- RAW DATA:
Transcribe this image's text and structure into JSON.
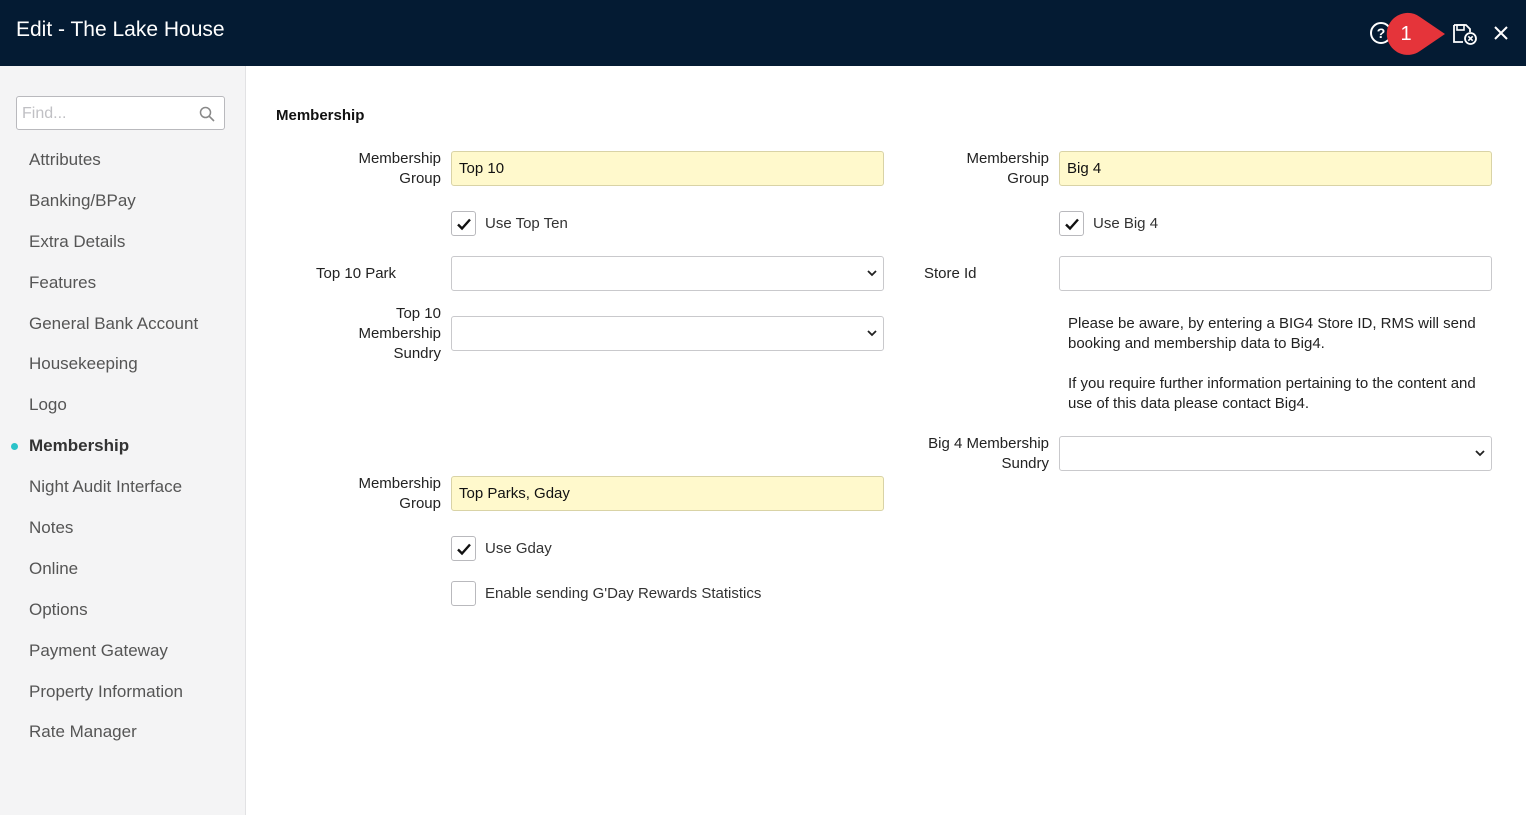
{
  "window": {
    "title": "Edit - The Lake House",
    "marker_number": "1"
  },
  "sidebar": {
    "find_placeholder": "Find...",
    "items": [
      {
        "label": "Attributes"
      },
      {
        "label": "Banking/BPay"
      },
      {
        "label": "Extra Details"
      },
      {
        "label": "Features"
      },
      {
        "label": "General Bank Account"
      },
      {
        "label": "Housekeeping"
      },
      {
        "label": "Logo"
      },
      {
        "label": "Membership"
      },
      {
        "label": "Night Audit Interface"
      },
      {
        "label": "Notes"
      },
      {
        "label": "Online"
      },
      {
        "label": "Options"
      },
      {
        "label": "Payment Gateway"
      },
      {
        "label": "Property Information"
      },
      {
        "label": "Rate Manager"
      }
    ],
    "active_item": "Membership"
  },
  "main": {
    "section_title": "Membership",
    "top10": {
      "group_label_1": "Membership",
      "group_label_2": "Group",
      "group_value": "Top 10",
      "use_label": "Use Top Ten",
      "use_checked": true,
      "park_label": "Top 10 Park",
      "park_value": "",
      "sundry_label_1": "Top 10",
      "sundry_label_2": "Membership",
      "sundry_label_3": "Sundry",
      "sundry_value": ""
    },
    "big4": {
      "group_label_1": "Membership",
      "group_label_2": "Group",
      "group_value": "Big 4",
      "use_label": "Use Big 4",
      "use_checked": true,
      "store_label": "Store Id",
      "store_value": "",
      "notice_1a": "Please be aware, by entering a BIG4 Store ID, RMS will send",
      "notice_1b": "booking and membership data to Big4.",
      "notice_2a": "If you require further information pertaining to the content and",
      "notice_2b": "use of this data please contact Big4.",
      "sundry_label_1": "Big 4 Membership",
      "sundry_label_2": "Sundry",
      "sundry_value": ""
    },
    "gday": {
      "group_label_1": "Membership",
      "group_label_2": "Group",
      "group_value": "Top Parks, Gday",
      "use_label": "Use Gday",
      "use_checked": true,
      "stats_label": "Enable sending G'Day Rewards Statistics",
      "stats_checked": false
    }
  },
  "colors": {
    "header_bg": "#041b33",
    "highlight_field": "#fff9cc",
    "active_dot": "#2ac3c9",
    "marker": "#e5343a"
  }
}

- GIVEN PROBLEM: The records shown above are to be repeated exactly, with the pictures left out.

- SOLUTION TO THIS EXERCISE:
Transcribe this image's text and structure into JSON.
{
  "window": {
    "title": "Edit - The Lake House",
    "marker_number": "1"
  },
  "sidebar": {
    "find_placeholder": "Find...",
    "items": [
      {
        "label": "Attributes"
      },
      {
        "label": "Banking/BPay"
      },
      {
        "label": "Extra Details"
      },
      {
        "label": "Features"
      },
      {
        "label": "General Bank Account"
      },
      {
        "label": "Housekeeping"
      },
      {
        "label": "Logo"
      },
      {
        "label": "Membership"
      },
      {
        "label": "Night Audit Interface"
      },
      {
        "label": "Notes"
      },
      {
        "label": "Online"
      },
      {
        "label": "Options"
      },
      {
        "label": "Payment Gateway"
      },
      {
        "label": "Property Information"
      },
      {
        "label": "Rate Manager"
      }
    ],
    "active_item": "Membership"
  },
  "main": {
    "section_title": "Membership",
    "top10": {
      "group_label_1": "Membership",
      "group_label_2": "Group",
      "group_value": "Top 10",
      "use_label": "Use Top Ten",
      "use_checked": true,
      "park_label": "Top 10 Park",
      "park_value": "",
      "sundry_label_1": "Top 10",
      "sundry_label_2": "Membership",
      "sundry_label_3": "Sundry",
      "sundry_value": ""
    },
    "big4": {
      "group_label_1": "Membership",
      "group_label_2": "Group",
      "group_value": "Big 4",
      "use_label": "Use Big 4",
      "use_checked": true,
      "store_label": "Store Id",
      "store_value": "",
      "notice_1a": "Please be aware, by entering a BIG4 Store ID, RMS will send",
      "notice_1b": "booking and membership data to Big4.",
      "notice_2a": "If you require further information pertaining to the content and",
      "notice_2b": "use of this data please contact Big4.",
      "sundry_label_1": "Big 4 Membership",
      "sundry_label_2": "Sundry",
      "sundry_value": ""
    },
    "gday": {
      "group_label_1": "Membership",
      "group_label_2": "Group",
      "group_value": "Top Parks, Gday",
      "use_label": "Use Gday",
      "use_checked": true,
      "stats_label": "Enable sending G'Day Rewards Statistics",
      "stats_checked": false
    }
  },
  "colors": {
    "header_bg": "#041b33",
    "highlight_field": "#fff9cc",
    "active_dot": "#2ac3c9",
    "marker": "#e5343a"
  }
}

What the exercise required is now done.